- **Exercise objective**
In the entries that follow, how many lines contain the word "screenshot"? Answer with the number only.

- **Provided material**
##########

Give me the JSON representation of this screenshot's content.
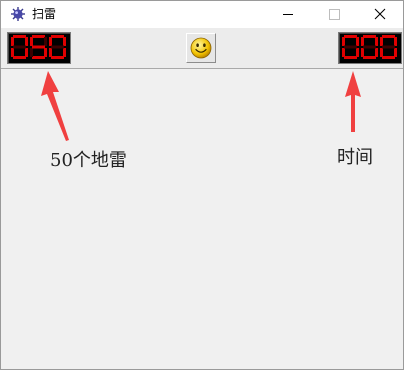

##########

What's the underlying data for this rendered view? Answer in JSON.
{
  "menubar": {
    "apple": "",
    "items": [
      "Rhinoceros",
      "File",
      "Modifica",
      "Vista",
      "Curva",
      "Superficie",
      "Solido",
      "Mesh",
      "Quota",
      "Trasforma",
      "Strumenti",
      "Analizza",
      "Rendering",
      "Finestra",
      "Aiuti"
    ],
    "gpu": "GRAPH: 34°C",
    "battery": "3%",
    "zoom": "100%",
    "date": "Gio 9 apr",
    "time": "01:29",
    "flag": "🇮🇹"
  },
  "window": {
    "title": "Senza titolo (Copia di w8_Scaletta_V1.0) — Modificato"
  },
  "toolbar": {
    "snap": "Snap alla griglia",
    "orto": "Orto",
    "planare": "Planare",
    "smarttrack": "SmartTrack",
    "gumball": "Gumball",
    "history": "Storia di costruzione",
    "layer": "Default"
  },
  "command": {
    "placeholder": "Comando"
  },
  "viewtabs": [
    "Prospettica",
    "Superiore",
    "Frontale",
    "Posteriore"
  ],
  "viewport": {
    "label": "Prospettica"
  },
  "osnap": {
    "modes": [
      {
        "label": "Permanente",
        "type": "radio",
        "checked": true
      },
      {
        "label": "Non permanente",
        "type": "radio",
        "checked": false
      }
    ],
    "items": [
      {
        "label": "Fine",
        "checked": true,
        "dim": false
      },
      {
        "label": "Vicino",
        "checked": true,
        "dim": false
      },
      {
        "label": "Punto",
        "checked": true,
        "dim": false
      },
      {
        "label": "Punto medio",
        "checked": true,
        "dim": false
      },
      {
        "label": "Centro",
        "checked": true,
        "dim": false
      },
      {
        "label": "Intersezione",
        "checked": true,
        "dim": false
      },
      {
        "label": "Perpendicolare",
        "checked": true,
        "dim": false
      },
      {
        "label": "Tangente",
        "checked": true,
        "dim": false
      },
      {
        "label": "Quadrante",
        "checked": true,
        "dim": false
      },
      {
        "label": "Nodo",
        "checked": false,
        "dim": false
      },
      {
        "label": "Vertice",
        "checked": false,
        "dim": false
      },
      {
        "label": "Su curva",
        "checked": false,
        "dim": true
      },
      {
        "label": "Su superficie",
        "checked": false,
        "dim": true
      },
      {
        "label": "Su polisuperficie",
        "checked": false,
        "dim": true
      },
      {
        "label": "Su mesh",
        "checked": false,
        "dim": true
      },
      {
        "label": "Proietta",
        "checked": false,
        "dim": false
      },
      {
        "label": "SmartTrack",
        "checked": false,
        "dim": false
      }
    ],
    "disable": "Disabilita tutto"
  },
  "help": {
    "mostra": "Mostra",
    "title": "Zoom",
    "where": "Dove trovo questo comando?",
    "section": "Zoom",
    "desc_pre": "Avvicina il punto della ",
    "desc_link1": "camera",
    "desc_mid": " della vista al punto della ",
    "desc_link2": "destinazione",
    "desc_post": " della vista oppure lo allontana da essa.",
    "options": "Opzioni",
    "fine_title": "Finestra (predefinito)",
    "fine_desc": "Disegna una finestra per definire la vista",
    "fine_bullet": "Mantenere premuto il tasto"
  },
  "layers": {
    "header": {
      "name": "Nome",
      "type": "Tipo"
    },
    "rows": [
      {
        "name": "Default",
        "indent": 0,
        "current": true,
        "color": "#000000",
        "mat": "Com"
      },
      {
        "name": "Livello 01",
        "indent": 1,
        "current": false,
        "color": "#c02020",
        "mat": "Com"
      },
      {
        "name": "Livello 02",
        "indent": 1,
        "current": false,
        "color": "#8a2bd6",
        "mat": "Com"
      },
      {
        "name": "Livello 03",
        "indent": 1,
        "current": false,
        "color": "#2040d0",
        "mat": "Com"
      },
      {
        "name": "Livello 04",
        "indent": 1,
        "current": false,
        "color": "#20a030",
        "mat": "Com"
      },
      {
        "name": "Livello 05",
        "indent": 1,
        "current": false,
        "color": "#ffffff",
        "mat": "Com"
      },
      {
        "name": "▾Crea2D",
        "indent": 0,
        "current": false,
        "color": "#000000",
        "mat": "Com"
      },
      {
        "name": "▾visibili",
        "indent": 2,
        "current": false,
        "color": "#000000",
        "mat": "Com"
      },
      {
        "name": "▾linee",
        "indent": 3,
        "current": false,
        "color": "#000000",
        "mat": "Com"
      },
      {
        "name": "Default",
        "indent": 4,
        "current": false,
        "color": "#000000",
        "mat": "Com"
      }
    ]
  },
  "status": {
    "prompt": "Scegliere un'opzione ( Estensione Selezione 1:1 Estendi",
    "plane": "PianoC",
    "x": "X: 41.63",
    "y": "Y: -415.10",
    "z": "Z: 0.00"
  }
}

##########

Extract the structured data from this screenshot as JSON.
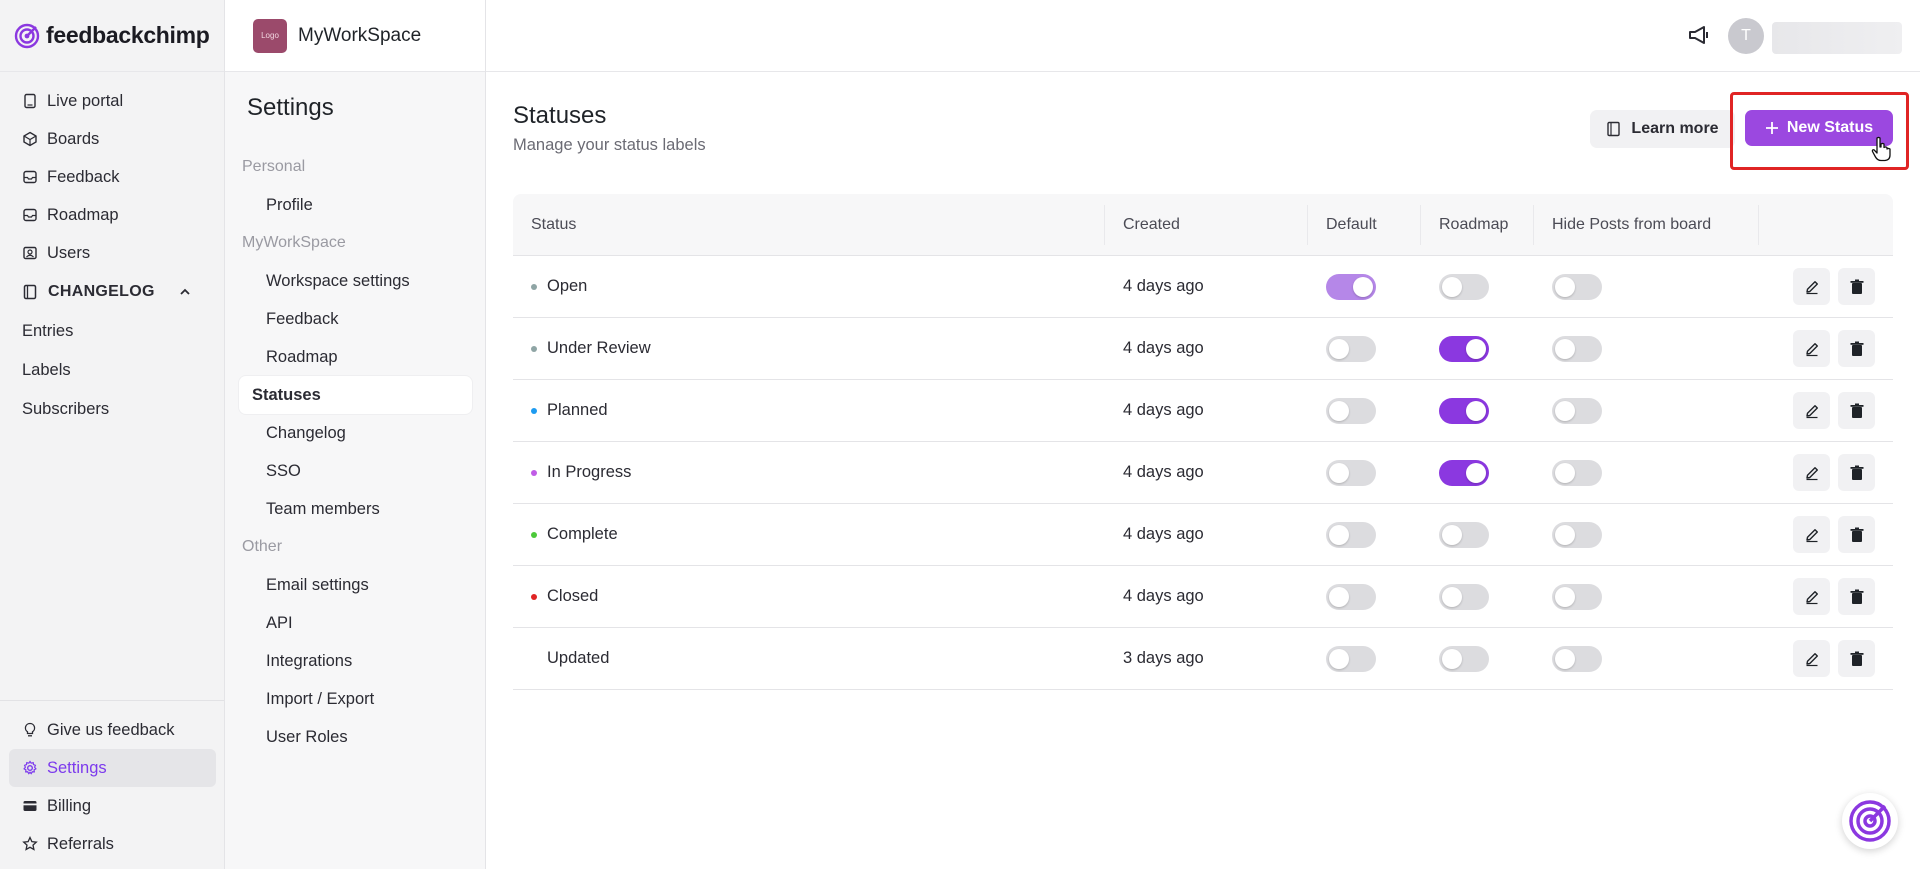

##########

- **Output below**
2